→ **CONSIGNE A**: Dans les lignes fournies plus bas, recopiez à l'identique celles qui vont de la ligne contenant "section-4-title: 教学准备 — [175, 682, 233, 698]" jusqu'à la ligne contenant "paragraph-line: 养昆虫，学生对于昆虫从生到死要经历的过程是十分陌生的。本课主要帮助学生 —", celle-ci comprise.

→ **EXTRAIT CITÉ**:
◇ ◇ ◇ ◇
La population de Ramallah est en liesse alors que l’argent manque et que les salaires ont du mal à être versés mais la décision de l’Onu a permis de la détourner des réalités de la vie quotidienne en lui faisant miroiter des avancées qui n’existent que dans les rêves. Il reste à présent aux deux parties de décider entre la voie de la raison et celle de la guerre de tranchées. Si un consensus n’est pas établi, à une décision de l’une répondront les représailles de l’autre dans un combat stérile et sans fin. Les dirigeants palestiniens devraient prendre la balle au bond pour renoncer à leur intransigeance dès lors où ils ont eu leur victoire diplomatique. Ils peuvent soit s’orienter vers un apaisement bénéfique au profit de leur peuple, soit choisir la voie de la confrontation pour laquelle ils n’ont pas l’assurance de sortir vainqueurs.
Ils doivent sortir de leur passivité en acceptant de s’asseoir à la table des négociations sans être uniquement spectateurs. Ils doivent avoir le courage de présenter un plan écrit, original et pragmatique, qui démontre leur volonté de conclure et qui mettra peut-être au pied du mur le gouvernement de Benjamin Netanyahou contraint de se prononcer sur des propositions tangibles. Le passé a montré que seuls des gouvernements de droite ont mené à la paix. Le premier ministre, avec sa majorité confortable, pourrait inscrire son nom dans l'Histoire de l'État d'Israël à l'instar du grand Begin.
Sadate, Carter et Begin

C.P.I
 

Mais à peine le scrutin terminé, les palestiniens envisagent déjà de porter plainte contre Israël à la Cour Pénale Internationale parce qu’ils n’entrevoient aucune perspective d’influer sur la politique occidentale. La reconnaissance officielle leur permet à présent de réclamer une enquête pour crimes de guerre présumés ou crimes contre l'humanité à l’encontre du gouvernement israélien, de ses fonctionnaires et de ses militaires. Ces menaces risquent de limiter les voyages à l’étranger d’officiels israéliens sous le coup d'une «intifada juridique ou diplomatique».
◇ ◇ ◇ ◇
→ **DONNÉES FOURNIES**:
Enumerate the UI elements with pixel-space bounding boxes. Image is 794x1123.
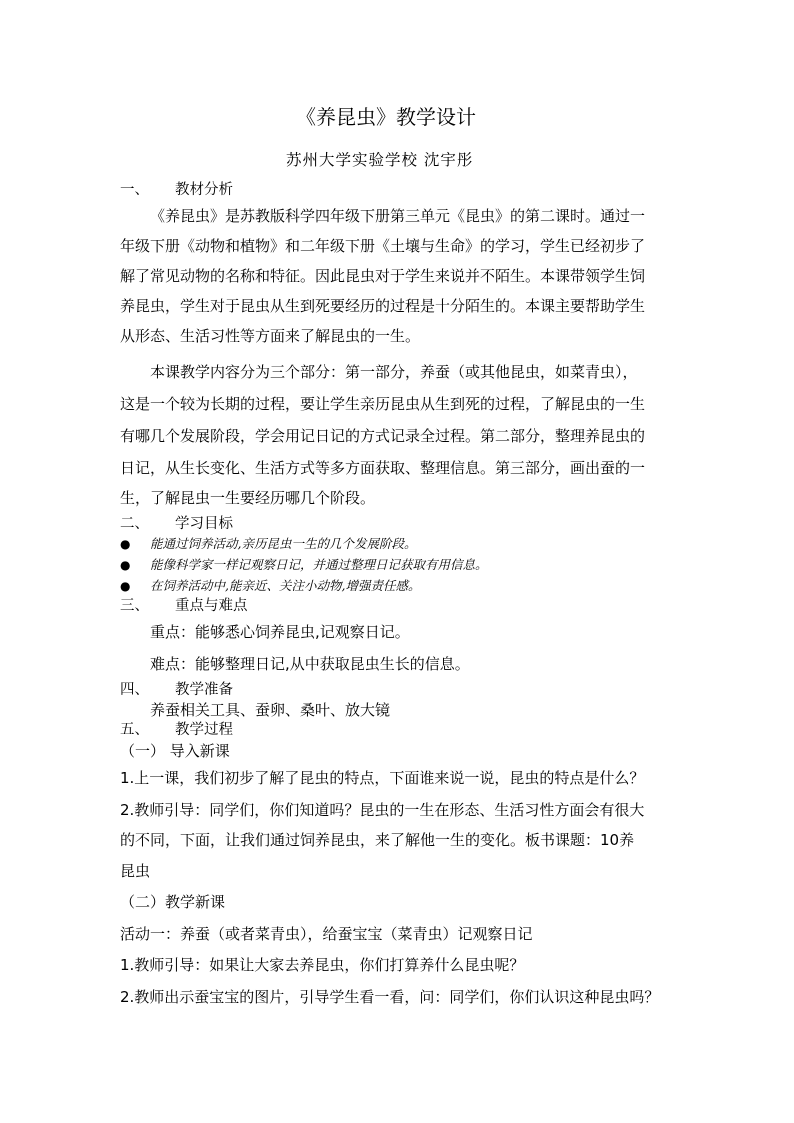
section-4-title: 教学准备 — [175, 682, 233, 698]
section-3-number: 三、 — [120, 598, 149, 614]
difficulty: 难点：能够整理日记,从中获取昆虫生长的信息。 — [150, 655, 470, 673]
step-line: 1.上一课，我们初步了解了昆虫的特点，下面谁来说一说，昆虫的特点是什么？ — [120, 769, 645, 787]
paragraph-line: 从形态、生活习性等方面来了解昆虫的一生。 — [120, 327, 421, 345]
step-line: 的不同，下面，让我们通过饲养昆虫，来了解他一生的变化。板书课题：10养 — [120, 831, 635, 849]
key-point: 重点：能够悉心饲养昆虫,记观察日记。 — [150, 623, 410, 641]
section-2-number: 二、 — [120, 516, 149, 532]
activity-1-title: 活动一：养蚕（或者菜青虫），给蚕宝宝（菜青虫）记观察日记 — [120, 925, 533, 943]
section-5-title: 教学过程 — [175, 722, 233, 738]
paragraph-line: 生，了解昆虫一生要经历哪几个阶段。 — [120, 489, 376, 507]
paragraph-line: 有哪几个发展阶段，学会用记日记的方式记录全过程。第二部分，整理养昆虫的 — [120, 427, 646, 445]
section-2-title: 学习目标 — [175, 516, 233, 532]
list-item: 能像科学家一样记观察日记，并通过整理日记获取有用信息。 — [150, 557, 488, 572]
paragraph-line: 《养昆虫》是苏教版科学四年级下册第三单元《昆虫》的第二课时。通过一 — [150, 207, 646, 225]
paragraph-line: 这是一个较为长期的过程，要让学生亲历昆虫从生到死的过程，了解昆虫的一生 — [120, 395, 646, 413]
subsection-intro-heading: （一） 导入新课 — [120, 742, 230, 760]
list-item: 在饲养活动中,能亲近、关注小动物,增强责任感。 — [150, 578, 421, 593]
paragraph-line: 解了常见动物的名称和特征。因此昆虫对于学生来说并不陌生。本课带领学生饲 — [120, 267, 646, 285]
materials-line: 养蚕相关工具、蚕卵、桑叶、放大镜 — [150, 701, 391, 719]
section-3-title: 重点与难点 — [175, 598, 248, 614]
paragraph-line: 日记，从生长变化、生活方式等多方面获取、整理信息。第三部分，画出蚕的一 — [120, 459, 646, 477]
section-4-number: 四、 — [120, 682, 149, 698]
bullet-icon: ● — [120, 537, 131, 551]
section-1-title: 教材分析 — [175, 182, 233, 198]
paragraph-line: 年级下册《动物和植物》和二年级下册《土壤与生命》的学习，学生已经初步了 — [120, 237, 646, 255]
bullet-icon: ● — [120, 579, 131, 593]
list-item: 能通过饲养活动,亲历昆虫一生的几个发展阶段。 — [150, 536, 417, 551]
step-line: 1.教师引导：如果让大家去养昆虫，你们打算养什么昆虫呢？ — [120, 956, 525, 974]
step-line: 2.教师引导：同学们，你们知道吗？昆虫的一生在形态、生活习性方面会有很大 — [120, 801, 645, 819]
step-line: 2.教师出示蚕宝宝的图片，引导学生看一看，问：同学们，你们认识这种昆虫吗？ — [120, 988, 660, 1006]
section-5-number: 五、 — [120, 722, 149, 738]
bullet-icon: ● — [120, 558, 131, 572]
paragraph-line: 养昆虫，学生对于昆虫从生到死要经历的过程是十分陌生的。本课主要帮助学生 — [120, 297, 646, 315]
subsection-new-lesson-heading: （二）教学新课 — [120, 893, 226, 911]
page-title: 《养昆虫》教学设计 — [296, 105, 476, 129]
author-line: 苏州大学实验学校 沈宇彤 — [286, 151, 474, 169]
section-1-number: 一、 — [120, 182, 149, 198]
paragraph-line: 本课教学内容分为三个部分：第一部分，养蚕（或其他昆虫，如菜青虫）， — [150, 363, 638, 381]
step-line: 昆虫 — [120, 862, 151, 880]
◇ ◇ ◇ ◇
→ **CONSIGNE B**: Reprenez sous forme de liste courte le paragraphe de l'extrait qui commence par « Ils doivent sortir de leur passivité », en gardant ses idées principales.

→ **RÉPONSE RÉDIGÉE A**:
section-4-title: 教学准备 — [175, 682, 233, 698]
section-3-number: 三、 — [120, 598, 149, 614]
difficulty: 难点：能够整理日记,从中获取昆虫生长的信息。 — [150, 655, 470, 673]
step-line: 1.上一课，我们初步了解了昆虫的特点，下面谁来说一说，昆虫的特点是什么？ — [120, 769, 645, 787]
paragraph-line: 从形态、生活习性等方面来了解昆虫的一生。 — [120, 327, 421, 345]
step-line: 的不同，下面，让我们通过饲养昆虫，来了解他一生的变化。板书课题：10养 — [120, 831, 635, 849]
key-point: 重点：能够悉心饲养昆虫,记观察日记。 — [150, 623, 410, 641]
section-2-number: 二、 — [120, 516, 149, 532]
activity-1-title: 活动一：养蚕（或者菜青虫），给蚕宝宝（菜青虫）记观察日记 — [120, 925, 533, 943]
section-5-title: 教学过程 — [175, 722, 233, 738]
paragraph-line: 生，了解昆虫一生要经历哪几个阶段。 — [120, 489, 376, 507]
paragraph-line: 有哪几个发展阶段，学会用记日记的方式记录全过程。第二部分，整理养昆虫的 — [120, 427, 646, 445]
section-2-title: 学习目标 — [175, 516, 233, 532]
list-item: 能像科学家一样记观察日记，并通过整理日记获取有用信息。 — [150, 557, 488, 572]
paragraph-line: 《养昆虫》是苏教版科学四年级下册第三单元《昆虫》的第二课时。通过一 — [150, 207, 646, 225]
paragraph-line: 这是一个较为长期的过程，要让学生亲历昆虫从生到死的过程，了解昆虫的一生 — [120, 395, 646, 413]
subsection-intro-heading: （一） 导入新课 — [120, 742, 230, 760]
list-item: 在饲养活动中,能亲近、关注小动物,增强责任感。 — [150, 578, 421, 593]
paragraph-line: 解了常见动物的名称和特征。因此昆虫对于学生来说并不陌生。本课带领学生饲 — [120, 267, 646, 285]
materials-line: 养蚕相关工具、蚕卵、桑叶、放大镜 — [150, 701, 391, 719]
section-3-title: 重点与难点 — [175, 598, 248, 614]
paragraph-line: 日记，从生长变化、生活方式等多方面获取、整理信息。第三部分，画出蚕的一 — [120, 459, 646, 477]
section-4-number: 四、 — [120, 682, 149, 698]
bullet-icon: ● — [120, 537, 131, 551]
section-1-title: 教材分析 — [175, 182, 233, 198]
paragraph-line: 年级下册《动物和植物》和二年级下册《土壤与生命》的学习，学生已经初步了 — [120, 237, 646, 255]
bullet-icon: ● — [120, 579, 131, 593]
list-item: 能通过饲养活动,亲历昆虫一生的几个发展阶段。 — [150, 536, 417, 551]
step-line: 1.教师引导：如果让大家去养昆虫，你们打算养什么昆虫呢？ — [120, 956, 525, 974]
step-line: 2.教师引导：同学们，你们知道吗？昆虫的一生在形态、生活习性方面会有很大 — [120, 801, 645, 819]
step-line: 2.教师出示蚕宝宝的图片，引导学生看一看，问：同学们，你们认识这种昆虫吗？ — [120, 988, 660, 1006]
section-5-number: 五、 — [120, 722, 149, 738]
bullet-icon: ● — [120, 558, 131, 572]
paragraph-line: 养昆虫，学生对于昆虫从生到死要经历的过程是十分陌生的。本课主要帮助学生 — [120, 297, 646, 315]

→ **RÉPONSE RÉDIGÉE B**:
- Ils doivent sortir de leur passivité et accepter de s'asseoir à la table des négociations sans être seulement spectateurs.
- Ils doivent avoir le courage de présenter un plan écrit, original et pragmatique, qui montre leur volonté de conclure.
- Ce plan pourrait mettre au pied du mur le gouvernement de Benjamin Netanyahou, obligé de se prononcer sur des propositions concrètes.
- Par le passé, seuls des gouvernements de droite ont mené à la paix.
- Avec sa majorité confortable, le premier ministre pourrait inscrire son nom dans l'Histoire de l'État d'Israël, comme Begin.